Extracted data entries
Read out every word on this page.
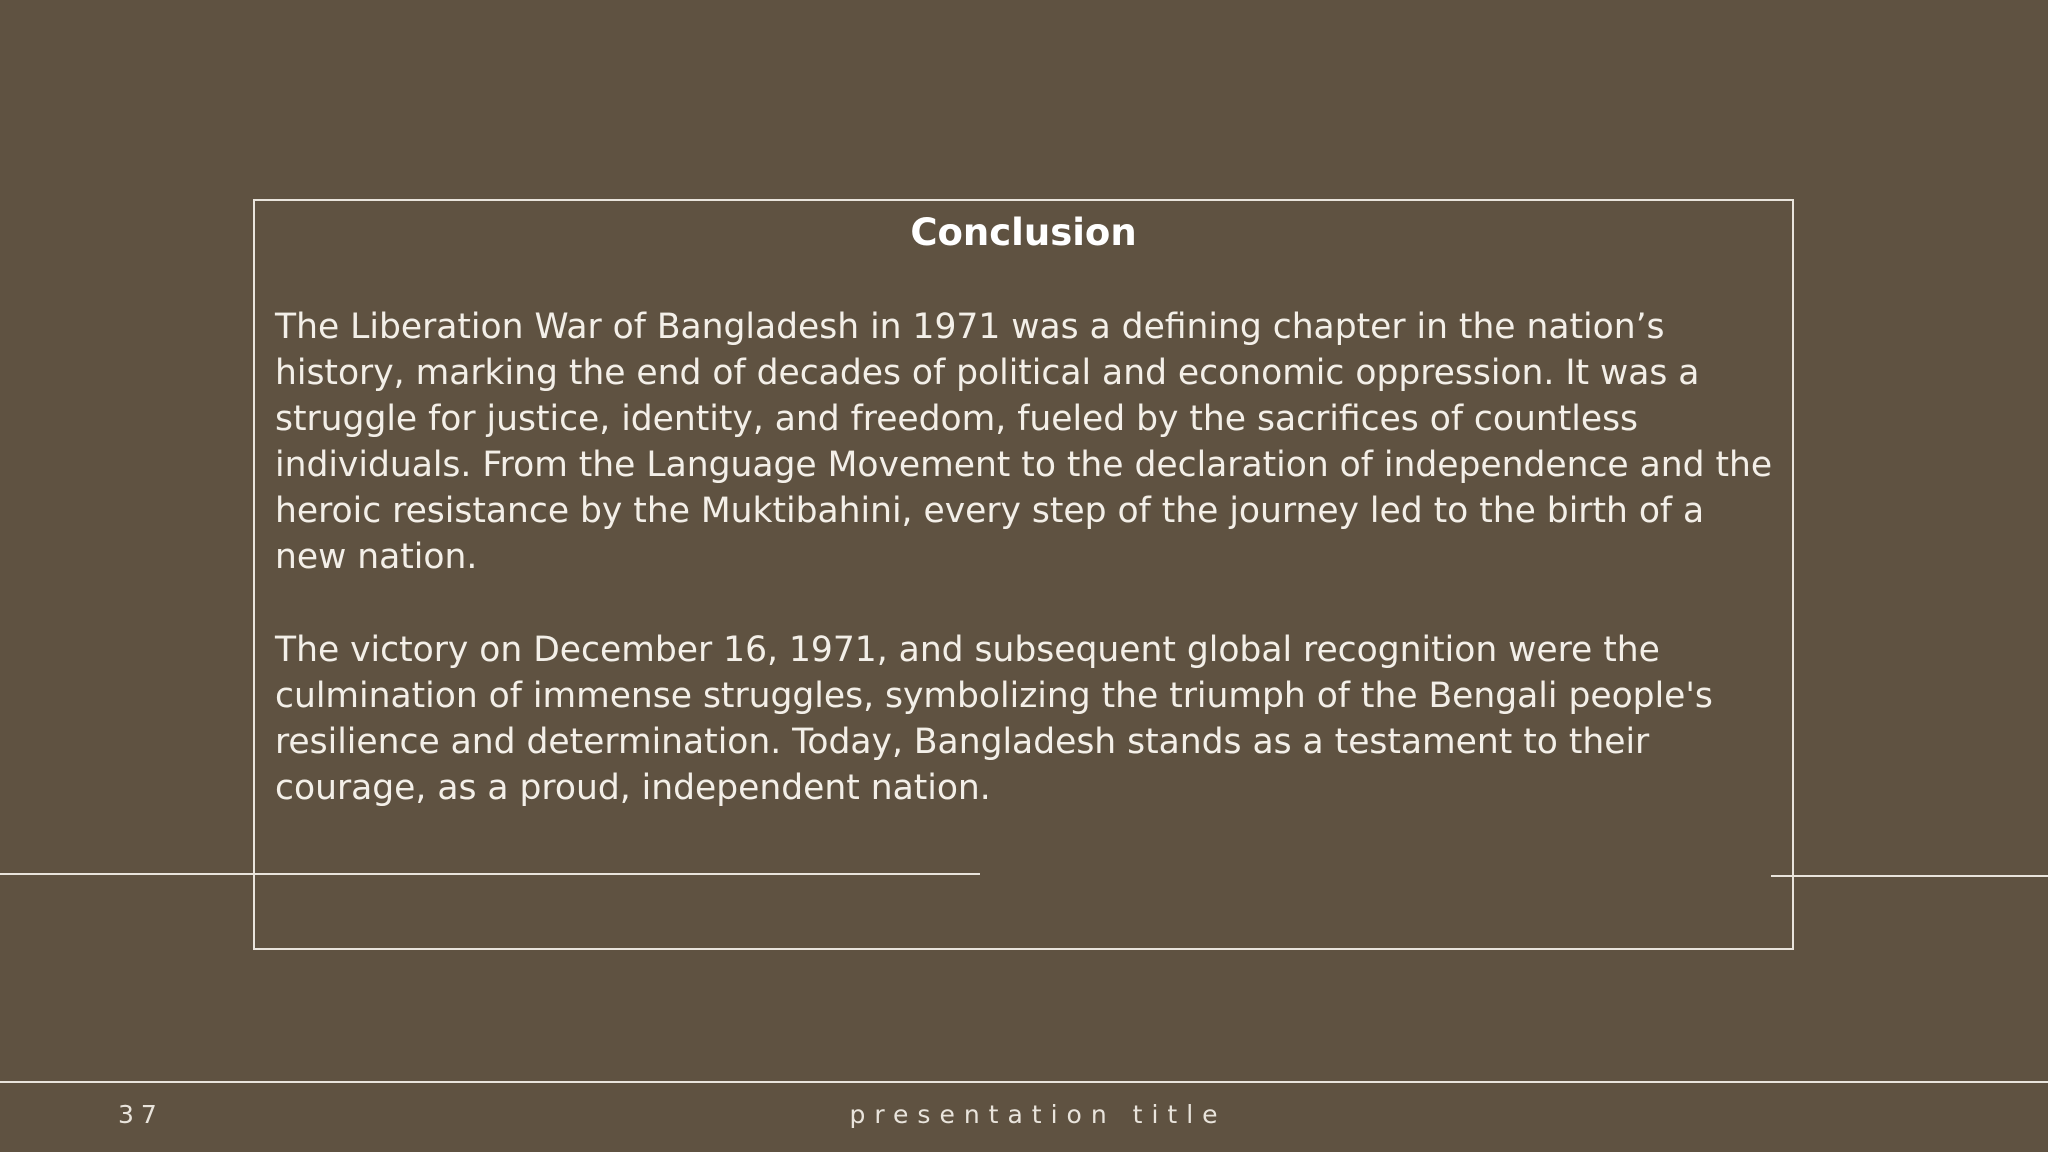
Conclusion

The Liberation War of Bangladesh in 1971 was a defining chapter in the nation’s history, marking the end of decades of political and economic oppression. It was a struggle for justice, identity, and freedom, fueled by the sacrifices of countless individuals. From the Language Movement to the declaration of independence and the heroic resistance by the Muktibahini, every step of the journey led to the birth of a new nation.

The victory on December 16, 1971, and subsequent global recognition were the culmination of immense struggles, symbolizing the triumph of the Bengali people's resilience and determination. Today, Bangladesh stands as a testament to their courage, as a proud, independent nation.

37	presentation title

- **DO THIS**:
Leave the pictures out and reproduce all of the records exactly.

- **FULL OUTPUT**:
Read out every word on this page.
Conclusion

The Liberation War of Bangladesh in 1971 was a defining chapter in the nation’s history, marking the end of decades of political and economic oppression. It was a struggle for justice, identity, and freedom, fueled by the sacrifices of countless individuals. From the Language Movement to the declaration of independence and the heroic resistance by the Muktibahini, every step of the journey led to the birth of a new nation.

The victory on December 16, 1971, and subsequent global recognition were the culmination of immense struggles, symbolizing the triumph of the Bengali people's resilience and determination. Today, Bangladesh stands as a testament to their courage, as a proud, independent nation.

37	presentation title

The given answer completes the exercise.